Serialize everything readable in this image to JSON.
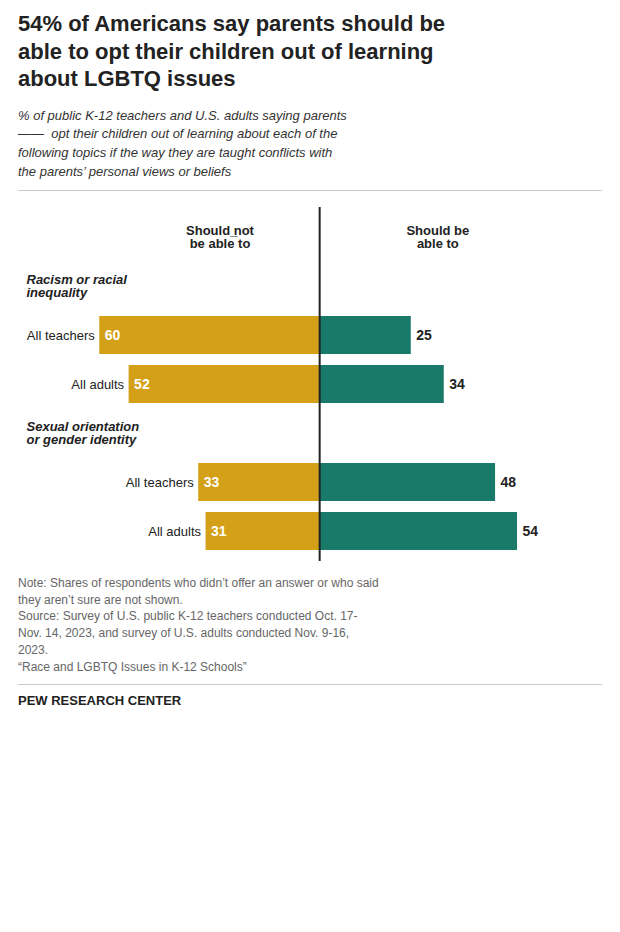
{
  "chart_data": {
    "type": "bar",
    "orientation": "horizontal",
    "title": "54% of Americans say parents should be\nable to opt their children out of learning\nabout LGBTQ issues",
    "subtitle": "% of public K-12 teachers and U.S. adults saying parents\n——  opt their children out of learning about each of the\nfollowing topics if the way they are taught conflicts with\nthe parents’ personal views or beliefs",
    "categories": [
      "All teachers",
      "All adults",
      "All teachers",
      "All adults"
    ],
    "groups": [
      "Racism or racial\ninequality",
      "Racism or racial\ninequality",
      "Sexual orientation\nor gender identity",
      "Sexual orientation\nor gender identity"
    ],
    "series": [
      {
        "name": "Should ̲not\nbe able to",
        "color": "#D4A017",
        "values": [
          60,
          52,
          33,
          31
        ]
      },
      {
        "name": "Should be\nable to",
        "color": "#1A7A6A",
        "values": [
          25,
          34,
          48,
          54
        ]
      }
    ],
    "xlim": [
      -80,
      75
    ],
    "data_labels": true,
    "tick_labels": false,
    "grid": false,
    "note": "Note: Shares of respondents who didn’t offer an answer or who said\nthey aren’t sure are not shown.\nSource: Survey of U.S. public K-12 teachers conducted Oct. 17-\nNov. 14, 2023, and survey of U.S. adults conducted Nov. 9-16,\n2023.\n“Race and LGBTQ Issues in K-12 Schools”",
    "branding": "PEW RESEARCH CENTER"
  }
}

+ + + +

## WORK TO BE COMPLETED
Reproduce every line precisely as given, omitting all pictures.

## EXERCISE RESULT
Serialize everything readable in this image to JSON.
{
  "chart_data": {
    "type": "bar",
    "orientation": "horizontal",
    "title": "54% of Americans say parents should be\nable to opt their children out of learning\nabout LGBTQ issues",
    "subtitle": "% of public K-12 teachers and U.S. adults saying parents\n——  opt their children out of learning about each of the\nfollowing topics if the way they are taught conflicts with\nthe parents’ personal views or beliefs",
    "categories": [
      "All teachers",
      "All adults",
      "All teachers",
      "All adults"
    ],
    "groups": [
      "Racism or racial\ninequality",
      "Racism or racial\ninequality",
      "Sexual orientation\nor gender identity",
      "Sexual orientation\nor gender identity"
    ],
    "series": [
      {
        "name": "Should ̲not\nbe able to",
        "color": "#D4A017",
        "values": [
          60,
          52,
          33,
          31
        ]
      },
      {
        "name": "Should be\nable to",
        "color": "#1A7A6A",
        "values": [
          25,
          34,
          48,
          54
        ]
      }
    ],
    "xlim": [
      -80,
      75
    ],
    "data_labels": true,
    "tick_labels": false,
    "grid": false,
    "note": "Note: Shares of respondents who didn’t offer an answer or who said\nthey aren’t sure are not shown.\nSource: Survey of U.S. public K-12 teachers conducted Oct. 17-\nNov. 14, 2023, and survey of U.S. adults conducted Nov. 9-16,\n2023.\n“Race and LGBTQ Issues in K-12 Schools”",
    "branding": "PEW RESEARCH CENTER"
  }
}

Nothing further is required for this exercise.